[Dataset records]

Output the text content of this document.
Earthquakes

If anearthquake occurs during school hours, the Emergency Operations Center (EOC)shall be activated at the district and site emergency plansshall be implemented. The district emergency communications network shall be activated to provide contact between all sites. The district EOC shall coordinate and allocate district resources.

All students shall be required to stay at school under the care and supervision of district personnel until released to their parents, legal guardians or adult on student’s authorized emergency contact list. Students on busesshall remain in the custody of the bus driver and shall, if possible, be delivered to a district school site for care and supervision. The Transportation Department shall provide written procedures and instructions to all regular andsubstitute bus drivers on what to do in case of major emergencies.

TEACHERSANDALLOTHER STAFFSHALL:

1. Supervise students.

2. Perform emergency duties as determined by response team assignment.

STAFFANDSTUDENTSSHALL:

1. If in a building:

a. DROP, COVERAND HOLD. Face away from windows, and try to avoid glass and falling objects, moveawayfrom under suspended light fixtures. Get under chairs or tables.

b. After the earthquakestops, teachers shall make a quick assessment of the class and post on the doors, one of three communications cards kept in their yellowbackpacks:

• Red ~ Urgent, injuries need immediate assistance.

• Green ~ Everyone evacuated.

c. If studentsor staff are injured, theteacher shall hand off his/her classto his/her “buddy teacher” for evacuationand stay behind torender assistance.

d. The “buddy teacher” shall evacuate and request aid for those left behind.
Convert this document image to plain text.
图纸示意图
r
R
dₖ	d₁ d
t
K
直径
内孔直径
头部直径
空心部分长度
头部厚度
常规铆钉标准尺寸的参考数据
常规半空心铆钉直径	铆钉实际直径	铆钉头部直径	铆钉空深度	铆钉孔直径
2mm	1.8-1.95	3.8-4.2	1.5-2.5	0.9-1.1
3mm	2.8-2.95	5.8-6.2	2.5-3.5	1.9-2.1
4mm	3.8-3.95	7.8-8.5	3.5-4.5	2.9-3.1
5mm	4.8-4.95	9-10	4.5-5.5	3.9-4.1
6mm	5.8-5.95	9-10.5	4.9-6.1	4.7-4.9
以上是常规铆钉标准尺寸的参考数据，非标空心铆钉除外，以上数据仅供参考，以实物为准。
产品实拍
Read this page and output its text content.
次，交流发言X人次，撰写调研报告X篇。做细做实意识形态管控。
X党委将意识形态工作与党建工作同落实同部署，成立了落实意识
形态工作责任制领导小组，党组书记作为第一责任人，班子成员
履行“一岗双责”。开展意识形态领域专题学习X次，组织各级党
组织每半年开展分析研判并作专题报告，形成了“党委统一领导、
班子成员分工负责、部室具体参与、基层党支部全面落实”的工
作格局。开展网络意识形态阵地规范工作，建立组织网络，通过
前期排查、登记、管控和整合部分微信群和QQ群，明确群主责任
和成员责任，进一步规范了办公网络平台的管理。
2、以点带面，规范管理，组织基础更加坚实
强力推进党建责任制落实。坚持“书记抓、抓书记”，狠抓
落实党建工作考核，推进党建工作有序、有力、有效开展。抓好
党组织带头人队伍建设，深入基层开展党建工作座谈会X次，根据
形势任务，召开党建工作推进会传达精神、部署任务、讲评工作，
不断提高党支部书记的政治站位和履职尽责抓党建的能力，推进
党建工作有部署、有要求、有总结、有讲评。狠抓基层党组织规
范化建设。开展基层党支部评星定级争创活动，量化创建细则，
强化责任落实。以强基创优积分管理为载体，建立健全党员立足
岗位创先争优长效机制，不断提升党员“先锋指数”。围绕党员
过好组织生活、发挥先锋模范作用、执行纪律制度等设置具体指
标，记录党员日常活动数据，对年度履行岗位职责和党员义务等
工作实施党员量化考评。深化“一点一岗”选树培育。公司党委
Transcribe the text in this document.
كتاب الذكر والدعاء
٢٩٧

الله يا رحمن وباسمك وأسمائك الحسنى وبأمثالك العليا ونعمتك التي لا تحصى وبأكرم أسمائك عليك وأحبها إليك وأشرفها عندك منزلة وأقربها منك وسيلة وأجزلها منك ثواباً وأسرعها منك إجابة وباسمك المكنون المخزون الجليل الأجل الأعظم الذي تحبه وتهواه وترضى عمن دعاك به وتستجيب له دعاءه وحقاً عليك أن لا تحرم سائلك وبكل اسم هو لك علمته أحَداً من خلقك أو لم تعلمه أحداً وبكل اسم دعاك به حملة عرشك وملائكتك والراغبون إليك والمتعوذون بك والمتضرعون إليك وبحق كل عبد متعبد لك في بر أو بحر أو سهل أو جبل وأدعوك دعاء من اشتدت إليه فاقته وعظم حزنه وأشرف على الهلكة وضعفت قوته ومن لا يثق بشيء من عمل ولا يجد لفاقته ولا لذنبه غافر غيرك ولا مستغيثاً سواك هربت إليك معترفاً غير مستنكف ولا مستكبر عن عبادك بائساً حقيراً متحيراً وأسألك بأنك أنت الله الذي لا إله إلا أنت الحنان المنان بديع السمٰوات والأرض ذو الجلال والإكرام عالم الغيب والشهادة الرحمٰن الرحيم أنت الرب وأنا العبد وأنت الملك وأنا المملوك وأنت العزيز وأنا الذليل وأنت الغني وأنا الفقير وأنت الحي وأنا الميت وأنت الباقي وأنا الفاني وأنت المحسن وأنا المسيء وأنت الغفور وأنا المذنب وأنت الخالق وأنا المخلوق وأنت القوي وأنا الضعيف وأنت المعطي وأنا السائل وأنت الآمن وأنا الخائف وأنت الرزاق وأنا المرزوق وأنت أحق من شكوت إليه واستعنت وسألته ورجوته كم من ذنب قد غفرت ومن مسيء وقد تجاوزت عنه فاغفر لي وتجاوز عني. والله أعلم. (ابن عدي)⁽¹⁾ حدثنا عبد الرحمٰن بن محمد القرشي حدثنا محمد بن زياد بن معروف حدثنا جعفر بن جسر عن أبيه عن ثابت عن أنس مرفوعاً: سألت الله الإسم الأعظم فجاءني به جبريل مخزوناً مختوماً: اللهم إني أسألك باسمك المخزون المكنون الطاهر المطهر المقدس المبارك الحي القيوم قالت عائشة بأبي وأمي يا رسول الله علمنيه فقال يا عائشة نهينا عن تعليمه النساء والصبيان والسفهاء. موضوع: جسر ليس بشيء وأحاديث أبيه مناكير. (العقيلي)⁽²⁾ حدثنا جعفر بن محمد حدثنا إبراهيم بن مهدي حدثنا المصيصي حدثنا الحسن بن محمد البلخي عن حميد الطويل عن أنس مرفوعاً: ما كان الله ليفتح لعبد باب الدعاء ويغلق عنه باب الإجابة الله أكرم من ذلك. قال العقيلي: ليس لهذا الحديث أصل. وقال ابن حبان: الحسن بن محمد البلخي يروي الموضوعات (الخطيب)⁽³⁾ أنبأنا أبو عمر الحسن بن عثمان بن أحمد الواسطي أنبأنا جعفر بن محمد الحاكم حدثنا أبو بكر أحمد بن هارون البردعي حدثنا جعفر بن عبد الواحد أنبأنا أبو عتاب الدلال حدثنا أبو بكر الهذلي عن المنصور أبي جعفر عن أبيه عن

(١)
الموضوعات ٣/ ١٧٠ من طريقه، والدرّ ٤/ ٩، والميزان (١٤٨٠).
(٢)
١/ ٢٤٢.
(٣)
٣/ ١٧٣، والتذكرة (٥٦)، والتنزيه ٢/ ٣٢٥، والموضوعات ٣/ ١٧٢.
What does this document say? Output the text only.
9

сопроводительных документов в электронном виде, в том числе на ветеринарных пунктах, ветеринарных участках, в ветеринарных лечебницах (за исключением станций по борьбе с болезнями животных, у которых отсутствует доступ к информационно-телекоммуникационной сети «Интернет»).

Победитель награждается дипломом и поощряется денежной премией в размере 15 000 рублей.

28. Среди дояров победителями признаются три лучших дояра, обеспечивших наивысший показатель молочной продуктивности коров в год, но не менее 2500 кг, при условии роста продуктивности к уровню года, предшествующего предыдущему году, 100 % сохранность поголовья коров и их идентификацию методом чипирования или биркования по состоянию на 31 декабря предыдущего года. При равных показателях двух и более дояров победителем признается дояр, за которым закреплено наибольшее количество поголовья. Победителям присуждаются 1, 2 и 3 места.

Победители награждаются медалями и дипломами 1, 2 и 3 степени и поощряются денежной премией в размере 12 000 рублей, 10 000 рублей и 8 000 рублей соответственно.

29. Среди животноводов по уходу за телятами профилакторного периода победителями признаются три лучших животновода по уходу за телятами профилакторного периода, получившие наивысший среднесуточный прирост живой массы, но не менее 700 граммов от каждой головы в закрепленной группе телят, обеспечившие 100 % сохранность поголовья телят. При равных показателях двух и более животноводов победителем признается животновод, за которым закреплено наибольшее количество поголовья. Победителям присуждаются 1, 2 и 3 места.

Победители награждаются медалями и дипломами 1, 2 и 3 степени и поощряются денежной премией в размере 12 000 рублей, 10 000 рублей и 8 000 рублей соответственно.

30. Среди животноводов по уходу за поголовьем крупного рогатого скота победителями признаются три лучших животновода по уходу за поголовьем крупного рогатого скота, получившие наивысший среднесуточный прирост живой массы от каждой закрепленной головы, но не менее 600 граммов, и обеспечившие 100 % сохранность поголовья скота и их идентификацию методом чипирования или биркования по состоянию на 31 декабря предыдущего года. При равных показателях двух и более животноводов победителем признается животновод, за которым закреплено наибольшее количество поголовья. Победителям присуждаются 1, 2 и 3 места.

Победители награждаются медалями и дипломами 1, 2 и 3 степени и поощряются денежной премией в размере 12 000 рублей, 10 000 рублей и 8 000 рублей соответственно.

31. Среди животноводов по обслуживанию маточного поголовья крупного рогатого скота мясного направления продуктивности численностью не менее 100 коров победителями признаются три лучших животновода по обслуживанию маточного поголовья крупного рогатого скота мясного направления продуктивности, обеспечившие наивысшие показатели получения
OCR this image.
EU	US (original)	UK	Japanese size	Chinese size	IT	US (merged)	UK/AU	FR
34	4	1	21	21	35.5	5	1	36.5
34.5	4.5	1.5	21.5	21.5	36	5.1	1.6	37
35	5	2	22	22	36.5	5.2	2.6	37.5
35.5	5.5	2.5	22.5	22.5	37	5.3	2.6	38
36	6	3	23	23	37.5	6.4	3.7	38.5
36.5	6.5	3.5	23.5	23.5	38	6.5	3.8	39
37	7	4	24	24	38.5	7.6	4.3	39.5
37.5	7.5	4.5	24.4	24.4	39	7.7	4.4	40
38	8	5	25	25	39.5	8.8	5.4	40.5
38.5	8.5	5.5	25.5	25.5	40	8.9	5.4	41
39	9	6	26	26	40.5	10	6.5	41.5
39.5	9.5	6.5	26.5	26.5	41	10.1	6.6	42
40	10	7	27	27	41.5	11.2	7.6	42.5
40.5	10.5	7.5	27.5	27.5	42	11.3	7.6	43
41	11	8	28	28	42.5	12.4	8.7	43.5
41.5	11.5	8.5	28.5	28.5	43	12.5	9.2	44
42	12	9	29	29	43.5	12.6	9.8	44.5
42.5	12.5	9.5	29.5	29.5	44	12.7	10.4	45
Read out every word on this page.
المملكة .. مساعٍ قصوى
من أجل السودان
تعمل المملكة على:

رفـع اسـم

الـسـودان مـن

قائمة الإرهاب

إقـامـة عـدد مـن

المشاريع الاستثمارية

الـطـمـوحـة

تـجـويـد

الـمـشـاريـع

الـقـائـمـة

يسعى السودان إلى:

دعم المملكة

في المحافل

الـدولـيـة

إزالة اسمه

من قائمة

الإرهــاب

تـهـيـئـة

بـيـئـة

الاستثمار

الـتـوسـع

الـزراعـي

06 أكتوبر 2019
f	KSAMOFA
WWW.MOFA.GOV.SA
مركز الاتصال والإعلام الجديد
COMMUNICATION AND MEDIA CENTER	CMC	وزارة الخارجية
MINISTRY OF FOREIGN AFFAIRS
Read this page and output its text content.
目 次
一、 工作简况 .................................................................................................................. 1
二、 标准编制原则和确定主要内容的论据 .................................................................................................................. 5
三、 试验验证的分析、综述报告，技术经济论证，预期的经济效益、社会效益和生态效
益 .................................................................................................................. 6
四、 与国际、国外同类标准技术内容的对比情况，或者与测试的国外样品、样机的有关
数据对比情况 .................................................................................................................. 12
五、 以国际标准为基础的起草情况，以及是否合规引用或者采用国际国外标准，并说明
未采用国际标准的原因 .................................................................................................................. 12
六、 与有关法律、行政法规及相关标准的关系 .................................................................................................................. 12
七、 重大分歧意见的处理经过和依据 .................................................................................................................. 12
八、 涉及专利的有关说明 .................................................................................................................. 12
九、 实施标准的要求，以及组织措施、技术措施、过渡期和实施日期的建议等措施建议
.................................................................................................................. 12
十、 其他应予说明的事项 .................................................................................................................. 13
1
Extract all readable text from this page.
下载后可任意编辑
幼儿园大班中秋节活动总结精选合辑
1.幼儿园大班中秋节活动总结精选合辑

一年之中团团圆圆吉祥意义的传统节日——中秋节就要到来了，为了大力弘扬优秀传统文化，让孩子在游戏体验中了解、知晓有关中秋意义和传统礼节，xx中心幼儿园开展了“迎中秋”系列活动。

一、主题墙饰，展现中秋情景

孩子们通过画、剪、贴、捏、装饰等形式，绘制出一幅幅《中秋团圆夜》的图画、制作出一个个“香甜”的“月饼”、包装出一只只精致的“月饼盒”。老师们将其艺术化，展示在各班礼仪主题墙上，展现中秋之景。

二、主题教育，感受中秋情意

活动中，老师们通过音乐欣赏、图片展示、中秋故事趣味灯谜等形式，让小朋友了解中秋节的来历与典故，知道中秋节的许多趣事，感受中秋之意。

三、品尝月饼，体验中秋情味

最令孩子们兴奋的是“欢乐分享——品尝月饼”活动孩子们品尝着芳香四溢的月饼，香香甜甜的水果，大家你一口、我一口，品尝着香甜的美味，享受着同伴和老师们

▶ **Given exercise**:
Copy each line above where the string "document" occurs.

▶ **Written solution**:
Output the text content of this document.
Convert this document image to plain text.
Transcribe the text in this document.
What does this document say? Output the text only.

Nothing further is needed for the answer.